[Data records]
○ ○ ○ ○
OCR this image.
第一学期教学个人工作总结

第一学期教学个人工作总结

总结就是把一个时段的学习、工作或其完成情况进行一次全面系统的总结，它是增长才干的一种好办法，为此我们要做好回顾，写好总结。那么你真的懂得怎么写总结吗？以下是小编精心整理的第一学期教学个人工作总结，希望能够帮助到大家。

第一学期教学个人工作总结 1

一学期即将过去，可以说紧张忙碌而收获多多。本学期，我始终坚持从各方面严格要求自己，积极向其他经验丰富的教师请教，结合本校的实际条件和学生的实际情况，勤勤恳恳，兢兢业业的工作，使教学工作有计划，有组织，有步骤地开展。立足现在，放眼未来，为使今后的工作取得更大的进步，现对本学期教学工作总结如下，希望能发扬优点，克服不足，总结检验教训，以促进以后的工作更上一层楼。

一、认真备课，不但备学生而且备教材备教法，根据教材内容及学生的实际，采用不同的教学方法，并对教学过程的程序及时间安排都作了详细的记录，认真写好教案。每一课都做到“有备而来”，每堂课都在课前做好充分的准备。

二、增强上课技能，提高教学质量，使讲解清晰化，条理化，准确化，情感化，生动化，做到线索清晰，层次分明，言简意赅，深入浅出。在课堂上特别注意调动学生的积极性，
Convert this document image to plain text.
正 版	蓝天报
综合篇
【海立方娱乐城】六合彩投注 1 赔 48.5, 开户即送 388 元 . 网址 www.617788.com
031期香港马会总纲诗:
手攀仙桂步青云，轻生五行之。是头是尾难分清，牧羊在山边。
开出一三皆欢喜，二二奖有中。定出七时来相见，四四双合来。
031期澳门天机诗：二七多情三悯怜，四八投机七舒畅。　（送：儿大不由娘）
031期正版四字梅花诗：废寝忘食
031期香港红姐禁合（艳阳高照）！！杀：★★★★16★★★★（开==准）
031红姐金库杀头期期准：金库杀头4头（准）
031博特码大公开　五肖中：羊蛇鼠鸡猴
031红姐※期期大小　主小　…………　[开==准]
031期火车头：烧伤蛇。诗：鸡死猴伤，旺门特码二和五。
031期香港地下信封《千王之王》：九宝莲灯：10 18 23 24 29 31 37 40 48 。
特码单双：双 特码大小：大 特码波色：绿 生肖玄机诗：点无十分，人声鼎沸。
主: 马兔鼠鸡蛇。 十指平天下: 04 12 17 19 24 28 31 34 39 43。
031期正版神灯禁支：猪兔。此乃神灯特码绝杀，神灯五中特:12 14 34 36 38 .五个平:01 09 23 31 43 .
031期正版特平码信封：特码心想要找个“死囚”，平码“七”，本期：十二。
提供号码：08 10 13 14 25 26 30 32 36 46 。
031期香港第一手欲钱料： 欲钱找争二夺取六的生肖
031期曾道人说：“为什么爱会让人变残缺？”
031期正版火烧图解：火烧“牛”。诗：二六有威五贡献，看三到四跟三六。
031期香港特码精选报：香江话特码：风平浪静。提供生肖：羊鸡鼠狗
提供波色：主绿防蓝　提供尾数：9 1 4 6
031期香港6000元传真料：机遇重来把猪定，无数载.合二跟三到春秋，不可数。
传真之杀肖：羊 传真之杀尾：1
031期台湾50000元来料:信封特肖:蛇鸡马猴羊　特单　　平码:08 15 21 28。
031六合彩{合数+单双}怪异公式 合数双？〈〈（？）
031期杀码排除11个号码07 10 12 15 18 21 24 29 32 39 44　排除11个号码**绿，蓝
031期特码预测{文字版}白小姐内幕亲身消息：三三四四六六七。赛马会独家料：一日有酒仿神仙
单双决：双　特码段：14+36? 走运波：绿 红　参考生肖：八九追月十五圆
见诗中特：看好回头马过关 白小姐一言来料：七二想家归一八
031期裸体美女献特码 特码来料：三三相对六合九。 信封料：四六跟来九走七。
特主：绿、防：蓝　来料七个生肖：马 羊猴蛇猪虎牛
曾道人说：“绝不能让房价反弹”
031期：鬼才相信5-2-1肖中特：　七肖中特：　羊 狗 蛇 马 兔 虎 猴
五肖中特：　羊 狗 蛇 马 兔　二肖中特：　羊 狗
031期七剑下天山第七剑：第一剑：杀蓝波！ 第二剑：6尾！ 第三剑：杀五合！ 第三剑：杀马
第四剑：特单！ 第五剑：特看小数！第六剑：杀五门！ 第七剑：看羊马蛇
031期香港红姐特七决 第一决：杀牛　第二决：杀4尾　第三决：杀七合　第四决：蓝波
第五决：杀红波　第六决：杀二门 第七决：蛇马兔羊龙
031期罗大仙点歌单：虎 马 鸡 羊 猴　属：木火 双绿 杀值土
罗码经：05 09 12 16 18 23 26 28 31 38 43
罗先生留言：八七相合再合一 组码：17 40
○ ○ ○ ○
• [JOB]: Give back each line above precisely as it stands.

• [TASK RESPONSE]:
OCR this image.
第一学期教学个人工作总结

第一学期教学个人工作总结

总结就是把一个时段的学习、工作或其完成情况进行一次全面系统的总结，它是增长才干的一种好办法，为此我们要做好回顾，写好总结。那么你真的懂得怎么写总结吗？以下是小编精心整理的第一学期教学个人工作总结，希望能够帮助到大家。

第一学期教学个人工作总结 1

一学期即将过去，可以说紧张忙碌而收获多多。本学期，我始终坚持从各方面严格要求自己，积极向其他经验丰富的教师请教，结合本校的实际条件和学生的实际情况，勤勤恳恳，兢兢业业的工作，使教学工作有计划，有组织，有步骤地开展。立足现在，放眼未来，为使今后的工作取得更大的进步，现对本学期教学工作总结如下，希望能发扬优点，克服不足，总结检验教训，以促进以后的工作更上一层楼。

一、认真备课，不但备学生而且备教材备教法，根据教材内容及学生的实际，采用不同的教学方法，并对教学过程的程序及时间安排都作了详细的记录，认真写好教案。每一课都做到“有备而来”，每堂课都在课前做好充分的准备。

二、增强上课技能，提高教学质量，使讲解清晰化，条理化，准确化，情感化，生动化，做到线索清晰，层次分明，言简意赅，深入浅出。在课堂上特别注意调动学生的积极性，
Convert this document image to plain text.
正 版	蓝天报
综合篇
【海立方娱乐城】六合彩投注 1 赔 48.5, 开户即送 388 元 . 网址 www.617788.com
031期香港马会总纲诗:
手攀仙桂步青云，轻生五行之。是头是尾难分清，牧羊在山边。
开出一三皆欢喜，二二奖有中。定出七时来相见，四四双合来。
031期澳门天机诗：二七多情三悯怜，四八投机七舒畅。　（送：儿大不由娘）
031期正版四字梅花诗：废寝忘食
031期香港红姐禁合（艳阳高照）！！杀：★★★★16★★★★（开==准）
031红姐金库杀头期期准：金库杀头4头（准）
031博特码大公开　五肖中：羊蛇鼠鸡猴
031红姐※期期大小　主小　…………　[开==准]
031期火车头：烧伤蛇。诗：鸡死猴伤，旺门特码二和五。
031期香港地下信封《千王之王》：九宝莲灯：10 18 23 24 29 31 37 40 48 。
特码单双：双 特码大小：大 特码波色：绿 生肖玄机诗：点无十分，人声鼎沸。
主: 马兔鼠鸡蛇。 十指平天下: 04 12 17 19 24 28 31 34 39 43。
031期正版神灯禁支：猪兔。此乃神灯特码绝杀，神灯五中特:12 14 34 36 38 .五个平:01 09 23 31 43 .
031期正版特平码信封：特码心想要找个“死囚”，平码“七”，本期：十二。
提供号码：08 10 13 14 25 26 30 32 36 46 。
031期香港第一手欲钱料： 欲钱找争二夺取六的生肖
031期曾道人说：“为什么爱会让人变残缺？”
031期正版火烧图解：火烧“牛”。诗：二六有威五贡献，看三到四跟三六。
031期香港特码精选报：香江话特码：风平浪静。提供生肖：羊鸡鼠狗
提供波色：主绿防蓝　提供尾数：9 1 4 6
031期香港6000元传真料：机遇重来把猪定，无数载.合二跟三到春秋，不可数。
传真之杀肖：羊 传真之杀尾：1
031期台湾50000元来料:信封特肖:蛇鸡马猴羊　特单　　平码:08 15 21 28。
031六合彩{合数+单双}怪异公式 合数双？〈〈（？）
031期杀码排除11个号码07 10 12 15 18 21 24 29 32 39 44　排除11个号码**绿，蓝
031期特码预测{文字版}白小姐内幕亲身消息：三三四四六六七。赛马会独家料：一日有酒仿神仙
单双决：双　特码段：14+36? 走运波：绿 红　参考生肖：八九追月十五圆
见诗中特：看好回头马过关 白小姐一言来料：七二想家归一八
031期裸体美女献特码 特码来料：三三相对六合九。 信封料：四六跟来九走七。
特主：绿、防：蓝　来料七个生肖：马 羊猴蛇猪虎牛
曾道人说：“绝不能让房价反弹”
031期：鬼才相信5-2-1肖中特：　七肖中特：　羊 狗 蛇 马 兔 虎 猴
五肖中特：　羊 狗 蛇 马 兔　二肖中特：　羊 狗
031期七剑下天山第七剑：第一剑：杀蓝波！ 第二剑：6尾！ 第三剑：杀五合！ 第三剑：杀马
第四剑：特单！ 第五剑：特看小数！第六剑：杀五门！ 第七剑：看羊马蛇
031期香港红姐特七决 第一决：杀牛　第二决：杀4尾　第三决：杀七合　第四决：蓝波
第五决：杀红波　第六决：杀二门 第七决：蛇马兔羊龙
031期罗大仙点歌单：虎 马 鸡 羊 猴　属：木火 双绿 杀值土
罗码经：05 09 12 16 18 23 26 28 31 38 43
罗先生留言：八七相合再合一 组码：17 40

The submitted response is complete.